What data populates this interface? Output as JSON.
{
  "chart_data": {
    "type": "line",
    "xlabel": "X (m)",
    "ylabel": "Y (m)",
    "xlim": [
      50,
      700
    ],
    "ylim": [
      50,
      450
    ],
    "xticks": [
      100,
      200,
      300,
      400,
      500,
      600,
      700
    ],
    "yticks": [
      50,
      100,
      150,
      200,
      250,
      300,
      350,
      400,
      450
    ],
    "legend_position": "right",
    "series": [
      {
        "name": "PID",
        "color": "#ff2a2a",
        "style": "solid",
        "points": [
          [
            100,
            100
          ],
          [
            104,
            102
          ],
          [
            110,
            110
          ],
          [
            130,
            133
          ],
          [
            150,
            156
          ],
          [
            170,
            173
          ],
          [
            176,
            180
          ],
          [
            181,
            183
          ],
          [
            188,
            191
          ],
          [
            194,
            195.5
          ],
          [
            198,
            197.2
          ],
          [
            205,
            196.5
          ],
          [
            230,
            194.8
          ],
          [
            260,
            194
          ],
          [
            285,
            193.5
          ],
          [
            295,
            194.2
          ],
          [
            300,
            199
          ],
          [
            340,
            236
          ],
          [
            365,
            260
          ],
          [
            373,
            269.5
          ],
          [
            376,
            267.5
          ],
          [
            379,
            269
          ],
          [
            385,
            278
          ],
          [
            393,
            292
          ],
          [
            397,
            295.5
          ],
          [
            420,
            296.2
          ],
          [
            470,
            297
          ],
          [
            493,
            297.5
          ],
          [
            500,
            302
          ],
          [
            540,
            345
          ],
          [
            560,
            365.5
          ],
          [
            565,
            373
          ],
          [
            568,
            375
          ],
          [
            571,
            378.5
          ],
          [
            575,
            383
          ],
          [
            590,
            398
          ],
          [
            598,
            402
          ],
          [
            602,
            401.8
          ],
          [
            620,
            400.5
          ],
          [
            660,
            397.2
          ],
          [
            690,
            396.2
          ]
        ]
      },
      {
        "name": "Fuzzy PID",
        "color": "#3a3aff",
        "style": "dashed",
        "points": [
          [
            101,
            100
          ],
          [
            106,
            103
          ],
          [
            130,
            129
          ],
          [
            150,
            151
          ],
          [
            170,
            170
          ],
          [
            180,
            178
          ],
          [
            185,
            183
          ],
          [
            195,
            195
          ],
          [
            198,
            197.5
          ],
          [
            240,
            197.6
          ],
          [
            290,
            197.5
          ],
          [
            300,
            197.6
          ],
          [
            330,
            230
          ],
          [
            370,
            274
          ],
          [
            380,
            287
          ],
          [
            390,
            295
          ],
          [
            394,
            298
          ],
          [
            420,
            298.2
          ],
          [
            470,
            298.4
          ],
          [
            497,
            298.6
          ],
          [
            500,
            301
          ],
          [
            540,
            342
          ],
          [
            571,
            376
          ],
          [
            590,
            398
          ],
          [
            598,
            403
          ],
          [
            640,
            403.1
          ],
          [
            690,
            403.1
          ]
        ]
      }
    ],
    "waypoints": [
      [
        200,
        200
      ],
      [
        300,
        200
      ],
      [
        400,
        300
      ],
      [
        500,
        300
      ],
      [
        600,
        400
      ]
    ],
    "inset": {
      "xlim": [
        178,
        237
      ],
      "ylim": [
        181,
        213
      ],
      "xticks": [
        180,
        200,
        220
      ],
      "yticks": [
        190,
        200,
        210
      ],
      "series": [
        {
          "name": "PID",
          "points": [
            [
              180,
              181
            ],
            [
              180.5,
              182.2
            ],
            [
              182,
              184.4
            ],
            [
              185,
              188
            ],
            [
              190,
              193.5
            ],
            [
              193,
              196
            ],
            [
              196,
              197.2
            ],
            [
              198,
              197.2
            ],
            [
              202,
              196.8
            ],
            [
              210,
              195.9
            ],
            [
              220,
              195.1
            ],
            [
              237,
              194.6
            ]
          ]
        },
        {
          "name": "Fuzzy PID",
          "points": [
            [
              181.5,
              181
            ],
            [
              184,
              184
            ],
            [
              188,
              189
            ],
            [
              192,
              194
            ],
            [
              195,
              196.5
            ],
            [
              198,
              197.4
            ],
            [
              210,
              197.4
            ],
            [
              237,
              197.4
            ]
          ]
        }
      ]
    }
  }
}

==*==

→ **TASK BRIEF**: Your task is to transcribe the listing above in full, exactly as given.

→ **REPLY**:
What data populates this interface? Output as JSON.
{
  "chart_data": {
    "type": "line",
    "xlabel": "X (m)",
    "ylabel": "Y (m)",
    "xlim": [
      50,
      700
    ],
    "ylim": [
      50,
      450
    ],
    "xticks": [
      100,
      200,
      300,
      400,
      500,
      600,
      700
    ],
    "yticks": [
      50,
      100,
      150,
      200,
      250,
      300,
      350,
      400,
      450
    ],
    "legend_position": "right",
    "series": [
      {
        "name": "PID",
        "color": "#ff2a2a",
        "style": "solid",
        "points": [
          [
            100,
            100
          ],
          [
            104,
            102
          ],
          [
            110,
            110
          ],
          [
            130,
            133
          ],
          [
            150,
            156
          ],
          [
            170,
            173
          ],
          [
            176,
            180
          ],
          [
            181,
            183
          ],
          [
            188,
            191
          ],
          [
            194,
            195.5
          ],
          [
            198,
            197.2
          ],
          [
            205,
            196.5
          ],
          [
            230,
            194.8
          ],
          [
            260,
            194
          ],
          [
            285,
            193.5
          ],
          [
            295,
            194.2
          ],
          [
            300,
            199
          ],
          [
            340,
            236
          ],
          [
            365,
            260
          ],
          [
            373,
            269.5
          ],
          [
            376,
            267.5
          ],
          [
            379,
            269
          ],
          [
            385,
            278
          ],
          [
            393,
            292
          ],
          [
            397,
            295.5
          ],
          [
            420,
            296.2
          ],
          [
            470,
            297
          ],
          [
            493,
            297.5
          ],
          [
            500,
            302
          ],
          [
            540,
            345
          ],
          [
            560,
            365.5
          ],
          [
            565,
            373
          ],
          [
            568,
            375
          ],
          [
            571,
            378.5
          ],
          [
            575,
            383
          ],
          [
            590,
            398
          ],
          [
            598,
            402
          ],
          [
            602,
            401.8
          ],
          [
            620,
            400.5
          ],
          [
            660,
            397.2
          ],
          [
            690,
            396.2
          ]
        ]
      },
      {
        "name": "Fuzzy PID",
        "color": "#3a3aff",
        "style": "dashed",
        "points": [
          [
            101,
            100
          ],
          [
            106,
            103
          ],
          [
            130,
            129
          ],
          [
            150,
            151
          ],
          [
            170,
            170
          ],
          [
            180,
            178
          ],
          [
            185,
            183
          ],
          [
            195,
            195
          ],
          [
            198,
            197.5
          ],
          [
            240,
            197.6
          ],
          [
            290,
            197.5
          ],
          [
            300,
            197.6
          ],
          [
            330,
            230
          ],
          [
            370,
            274
          ],
          [
            380,
            287
          ],
          [
            390,
            295
          ],
          [
            394,
            298
          ],
          [
            420,
            298.2
          ],
          [
            470,
            298.4
          ],
          [
            497,
            298.6
          ],
          [
            500,
            301
          ],
          [
            540,
            342
          ],
          [
            571,
            376
          ],
          [
            590,
            398
          ],
          [
            598,
            403
          ],
          [
            640,
            403.1
          ],
          [
            690,
            403.1
          ]
        ]
      }
    ],
    "waypoints": [
      [
        200,
        200
      ],
      [
        300,
        200
      ],
      [
        400,
        300
      ],
      [
        500,
        300
      ],
      [
        600,
        400
      ]
    ],
    "inset": {
      "xlim": [
        178,
        237
      ],
      "ylim": [
        181,
        213
      ],
      "xticks": [
        180,
        200,
        220
      ],
      "yticks": [
        190,
        200,
        210
      ],
      "series": [
        {
          "name": "PID",
          "points": [
            [
              180,
              181
            ],
            [
              180.5,
              182.2
            ],
            [
              182,
              184.4
            ],
            [
              185,
              188
            ],
            [
              190,
              193.5
            ],
            [
              193,
              196
            ],
            [
              196,
              197.2
            ],
            [
              198,
              197.2
            ],
            [
              202,
              196.8
            ],
            [
              210,
              195.9
            ],
            [
              220,
              195.1
            ],
            [
              237,
              194.6
            ]
          ]
        },
        {
          "name": "Fuzzy PID",
          "points": [
            [
              181.5,
              181
            ],
            [
              184,
              184
            ],
            [
              188,
              189
            ],
            [
              192,
              194
            ],
            [
              195,
              196.5
            ],
            [
              198,
              197.4
            ],
            [
              210,
              197.4
            ],
            [
              237,
              197.4
            ]
          ]
        }
      ]
    }
  }
}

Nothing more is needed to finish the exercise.